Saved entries
----------
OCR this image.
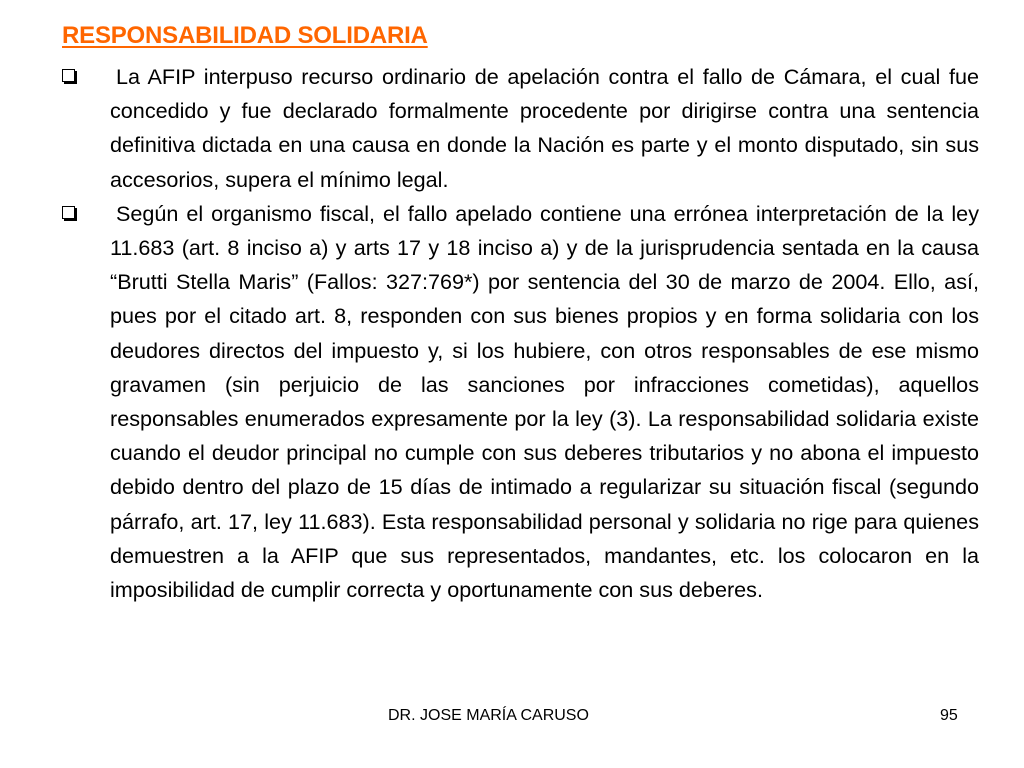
RESPONSABILIDAD SOLIDARIA

La AFIP interpuso recurso ordinario de apelación contra el fallo de Cámara, el cual fue concedido y fue declarado formalmente procedente por dirigirse contra una sentencia definitiva dictada en una causa en donde la Nación es parte y el monto disputado, sin sus accesorios, supera el mínimo legal.

Según el organismo fiscal, el fallo apelado contiene una errónea interpretación de la ley 11.683 (art. 8 inciso a) y arts 17 y 18 inciso a) y de la jurisprudencia sentada en la causa “Brutti Stella Maris” (Fallos: 327:769*) por sentencia del 30 de marzo de 2004. Ello, así, pues por el citado art. 8, responden con sus bienes propios y en forma solidaria con los deudores directos del impuesto y, si los hubiere, con otros responsables de ese mismo gravamen (sin perjuicio de las sanciones por infracciones cometidas), aquellos responsables enumerados expresamente por la ley (3). La responsabilidad solidaria existe cuando el deudor principal no cumple con sus deberes tributarios y no abona el impuesto debido dentro del plazo de 15 días de intimado a regularizar su situación fiscal (segundo párrafo, art. 17, ley 11.683). Esta responsabilidad personal y solidaria no rige para quienes demuestren a la AFIP que sus representados, mandantes, etc. los colocaron en la imposibilidad de cumplir correcta y oportunamente con sus deberes.

DR. JOSE MARÍA CARUSO	95
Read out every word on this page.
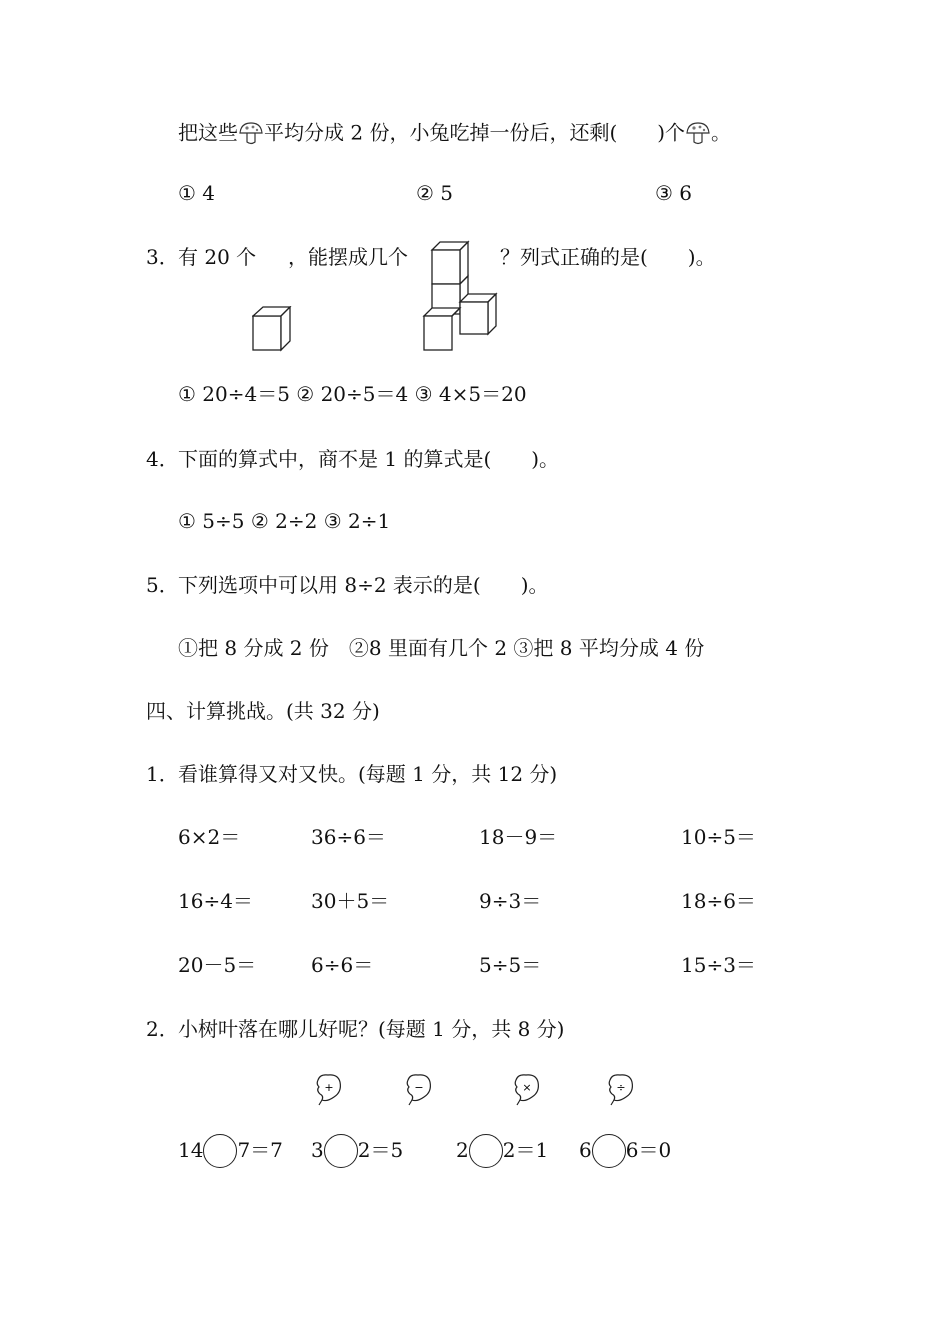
把这些 平均分成 2 份，小兔吃掉一份后，还剩(　　)个 。
① 4	② 5	③ 6
3． 有 20 个 ，能摆成几个	？列式正确的是(　　)。
① 20÷4＝5 ② 20÷5＝4 ③ 4×5＝20
4． 下面的算式中，商不是 1 的算式是(　　)。
① 5÷5 ② 2÷2 ③ 2÷1
5． 下列选项中可以用 8÷2 表示的是(　　)。
①把 8 分成 2 份　②8 里面有几个 2 ③把 8 平均分成 4 份
四、计算挑战。(共 32 分)
1． 看谁算得又对又快。(每题 1 分，共 12 分)
6×2＝	36÷6＝	18－9＝	10÷5＝
16÷4＝	30＋5＝	9÷3＝	18÷6＝
20－5＝	6÷6＝	5÷5＝	15÷3＝
2． 小树叶落在哪儿好呢？(每题 1 分，共 8 分)
+	−	×	÷
14 7＝7 3 2＝5	2 2＝1 6 6＝0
----------
DO THIS
Check every line of the data, and copy the ones that contain "causa".

REPLY TO THE TASK
La AFIP interpuso recurso ordinario de apelación contra el fallo de Cámara, el cual fue concedido y fue declarado formalmente procedente por dirigirse contra una sentencia definitiva dictada en una causa en donde la Nación es parte y el monto disputado, sin sus accesorios, supera el mínimo legal.
Según el organismo fiscal, el fallo apelado contiene una errónea interpretación de la ley 11.683 (art. 8 inciso a) y arts 17 y 18 inciso a) y de la jurisprudencia sentada en la causa “Brutti Stella Maris” (Fallos: 327:769*) por sentencia del 30 de marzo de 2004. Ello, así, pues por el citado art. 8, responden con sus bienes propios y en forma solidaria con los deudores directos del impuesto y, si los hubiere, con otros responsables de ese mismo gravamen (sin perjuicio de las sanciones por infracciones cometidas), aquellos responsables enumerados expresamente por la ley (3). La responsabilidad solidaria existe cuando el deudor principal no cumple con sus deberes tributarios y no abona el impuesto debido dentro del plazo de 15 días de intimado a regularizar su situación fiscal (segundo párrafo, art. 17, ley 11.683). Esta responsabilidad personal y solidaria no rige para quienes demuestren a la AFIP que sus representados, mandantes, etc. los colocaron en la imposibilidad de cumplir correcta y oportunamente con sus deberes.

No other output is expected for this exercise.